# DATA ENTRIES start
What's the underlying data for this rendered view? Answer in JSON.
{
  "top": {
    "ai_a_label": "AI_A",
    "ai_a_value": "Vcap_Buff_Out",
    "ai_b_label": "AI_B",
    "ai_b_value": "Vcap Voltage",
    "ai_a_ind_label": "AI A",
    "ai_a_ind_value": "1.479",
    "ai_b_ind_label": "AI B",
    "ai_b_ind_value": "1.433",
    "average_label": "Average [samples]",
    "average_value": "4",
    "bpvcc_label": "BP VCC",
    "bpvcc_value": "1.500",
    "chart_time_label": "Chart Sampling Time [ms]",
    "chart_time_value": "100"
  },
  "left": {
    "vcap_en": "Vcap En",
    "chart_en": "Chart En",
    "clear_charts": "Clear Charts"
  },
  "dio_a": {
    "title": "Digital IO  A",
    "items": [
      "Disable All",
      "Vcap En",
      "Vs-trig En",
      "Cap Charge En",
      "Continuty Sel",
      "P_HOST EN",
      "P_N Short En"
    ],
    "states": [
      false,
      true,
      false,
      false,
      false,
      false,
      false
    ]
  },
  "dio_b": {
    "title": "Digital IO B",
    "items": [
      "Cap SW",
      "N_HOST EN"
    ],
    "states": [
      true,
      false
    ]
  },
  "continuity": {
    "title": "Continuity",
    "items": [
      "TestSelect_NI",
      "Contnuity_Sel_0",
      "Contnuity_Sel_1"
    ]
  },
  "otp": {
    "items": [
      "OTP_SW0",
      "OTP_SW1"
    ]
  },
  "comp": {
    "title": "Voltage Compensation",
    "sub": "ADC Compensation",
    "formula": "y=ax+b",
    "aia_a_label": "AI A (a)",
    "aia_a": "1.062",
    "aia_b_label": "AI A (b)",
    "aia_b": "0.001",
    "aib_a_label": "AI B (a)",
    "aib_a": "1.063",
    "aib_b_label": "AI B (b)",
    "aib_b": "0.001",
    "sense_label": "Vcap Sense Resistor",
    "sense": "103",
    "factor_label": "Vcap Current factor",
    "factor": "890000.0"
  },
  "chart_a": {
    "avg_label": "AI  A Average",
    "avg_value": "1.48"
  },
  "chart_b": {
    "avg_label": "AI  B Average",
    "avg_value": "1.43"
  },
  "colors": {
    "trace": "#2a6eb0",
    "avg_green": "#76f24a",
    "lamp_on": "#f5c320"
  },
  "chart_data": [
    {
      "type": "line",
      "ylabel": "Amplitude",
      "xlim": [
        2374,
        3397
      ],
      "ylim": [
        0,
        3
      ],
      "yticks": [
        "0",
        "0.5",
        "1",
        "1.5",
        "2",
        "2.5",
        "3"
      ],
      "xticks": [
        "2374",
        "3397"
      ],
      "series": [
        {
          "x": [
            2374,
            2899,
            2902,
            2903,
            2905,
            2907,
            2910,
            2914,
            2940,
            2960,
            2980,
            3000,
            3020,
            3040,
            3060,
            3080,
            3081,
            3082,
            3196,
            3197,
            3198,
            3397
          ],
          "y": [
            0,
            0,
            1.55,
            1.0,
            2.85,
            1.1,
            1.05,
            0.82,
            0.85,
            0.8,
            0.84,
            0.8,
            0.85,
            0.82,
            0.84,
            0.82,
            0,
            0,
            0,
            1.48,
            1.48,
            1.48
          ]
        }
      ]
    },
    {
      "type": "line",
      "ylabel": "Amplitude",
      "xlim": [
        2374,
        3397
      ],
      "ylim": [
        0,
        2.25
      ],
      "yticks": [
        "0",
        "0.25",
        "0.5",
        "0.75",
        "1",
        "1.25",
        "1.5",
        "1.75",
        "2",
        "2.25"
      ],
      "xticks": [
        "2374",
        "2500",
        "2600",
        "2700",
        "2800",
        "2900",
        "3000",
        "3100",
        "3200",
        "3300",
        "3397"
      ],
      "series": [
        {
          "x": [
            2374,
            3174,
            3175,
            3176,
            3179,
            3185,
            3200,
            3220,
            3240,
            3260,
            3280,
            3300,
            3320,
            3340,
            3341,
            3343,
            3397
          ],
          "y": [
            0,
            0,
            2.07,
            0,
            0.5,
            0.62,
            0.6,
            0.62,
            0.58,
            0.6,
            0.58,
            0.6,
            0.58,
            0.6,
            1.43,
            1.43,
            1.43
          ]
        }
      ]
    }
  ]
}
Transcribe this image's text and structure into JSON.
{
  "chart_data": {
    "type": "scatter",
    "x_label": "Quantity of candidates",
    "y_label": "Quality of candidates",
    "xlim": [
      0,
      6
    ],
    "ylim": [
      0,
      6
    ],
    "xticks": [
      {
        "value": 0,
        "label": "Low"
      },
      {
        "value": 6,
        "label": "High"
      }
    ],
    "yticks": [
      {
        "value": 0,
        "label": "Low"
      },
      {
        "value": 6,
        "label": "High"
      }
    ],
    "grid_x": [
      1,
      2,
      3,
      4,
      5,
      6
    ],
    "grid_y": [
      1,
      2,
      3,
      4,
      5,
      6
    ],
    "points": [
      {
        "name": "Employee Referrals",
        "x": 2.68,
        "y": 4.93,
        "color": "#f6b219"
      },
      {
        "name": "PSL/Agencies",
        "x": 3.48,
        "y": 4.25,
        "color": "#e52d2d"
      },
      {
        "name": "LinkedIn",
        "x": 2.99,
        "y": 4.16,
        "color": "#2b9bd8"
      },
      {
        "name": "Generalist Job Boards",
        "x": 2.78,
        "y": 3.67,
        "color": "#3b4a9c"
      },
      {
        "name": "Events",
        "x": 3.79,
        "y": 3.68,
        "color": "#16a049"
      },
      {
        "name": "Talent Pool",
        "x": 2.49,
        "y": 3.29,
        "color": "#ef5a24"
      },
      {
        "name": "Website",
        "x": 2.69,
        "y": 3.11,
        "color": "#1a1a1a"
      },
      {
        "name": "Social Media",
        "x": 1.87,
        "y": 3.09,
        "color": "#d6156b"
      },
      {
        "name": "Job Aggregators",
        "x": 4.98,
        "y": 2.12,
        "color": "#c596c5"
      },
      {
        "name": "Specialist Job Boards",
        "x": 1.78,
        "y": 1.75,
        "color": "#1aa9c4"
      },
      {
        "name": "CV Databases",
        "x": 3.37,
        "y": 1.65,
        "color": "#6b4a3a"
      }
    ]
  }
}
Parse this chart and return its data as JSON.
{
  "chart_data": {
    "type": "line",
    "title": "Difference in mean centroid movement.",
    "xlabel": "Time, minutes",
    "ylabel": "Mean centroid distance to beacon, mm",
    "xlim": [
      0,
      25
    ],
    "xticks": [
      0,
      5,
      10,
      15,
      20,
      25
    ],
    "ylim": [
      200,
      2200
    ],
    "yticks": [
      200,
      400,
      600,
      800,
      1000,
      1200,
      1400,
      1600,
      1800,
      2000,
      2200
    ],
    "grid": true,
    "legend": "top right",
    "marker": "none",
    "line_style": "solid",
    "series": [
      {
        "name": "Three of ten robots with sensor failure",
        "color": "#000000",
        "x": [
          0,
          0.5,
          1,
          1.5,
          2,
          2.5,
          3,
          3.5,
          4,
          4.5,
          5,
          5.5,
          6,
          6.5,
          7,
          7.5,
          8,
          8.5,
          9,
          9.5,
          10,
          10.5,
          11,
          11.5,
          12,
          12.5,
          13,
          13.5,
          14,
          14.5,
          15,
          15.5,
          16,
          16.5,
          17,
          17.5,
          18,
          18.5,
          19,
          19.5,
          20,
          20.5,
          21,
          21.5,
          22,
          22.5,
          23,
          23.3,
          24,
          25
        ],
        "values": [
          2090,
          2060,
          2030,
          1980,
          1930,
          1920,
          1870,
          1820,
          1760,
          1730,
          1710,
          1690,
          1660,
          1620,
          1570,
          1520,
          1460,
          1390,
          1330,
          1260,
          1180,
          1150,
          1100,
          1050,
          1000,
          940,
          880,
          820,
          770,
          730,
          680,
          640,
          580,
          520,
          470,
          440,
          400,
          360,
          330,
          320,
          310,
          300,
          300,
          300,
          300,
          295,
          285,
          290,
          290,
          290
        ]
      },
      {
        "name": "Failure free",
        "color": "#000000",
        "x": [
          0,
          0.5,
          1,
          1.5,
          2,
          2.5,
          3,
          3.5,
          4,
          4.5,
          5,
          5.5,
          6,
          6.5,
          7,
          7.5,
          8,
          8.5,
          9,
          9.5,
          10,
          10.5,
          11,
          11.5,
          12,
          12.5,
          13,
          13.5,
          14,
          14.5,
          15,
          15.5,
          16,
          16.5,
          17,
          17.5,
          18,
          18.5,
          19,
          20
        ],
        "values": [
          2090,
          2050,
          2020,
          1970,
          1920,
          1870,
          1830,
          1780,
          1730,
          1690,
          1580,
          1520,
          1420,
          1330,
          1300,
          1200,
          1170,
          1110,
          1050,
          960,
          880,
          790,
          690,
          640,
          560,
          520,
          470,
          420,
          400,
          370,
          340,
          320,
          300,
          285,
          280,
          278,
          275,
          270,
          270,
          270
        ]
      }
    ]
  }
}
# DATA ENTRIES end
REQUEST
Which lines hold the string "title"? List them all.

TASK RESPONSE
    "title": "Digital IO  A",
    "title": "Digital IO B",
    "title": "Continuity",
    "title": "Voltage Compensation",
    "title": "Difference in mean centroid movement.",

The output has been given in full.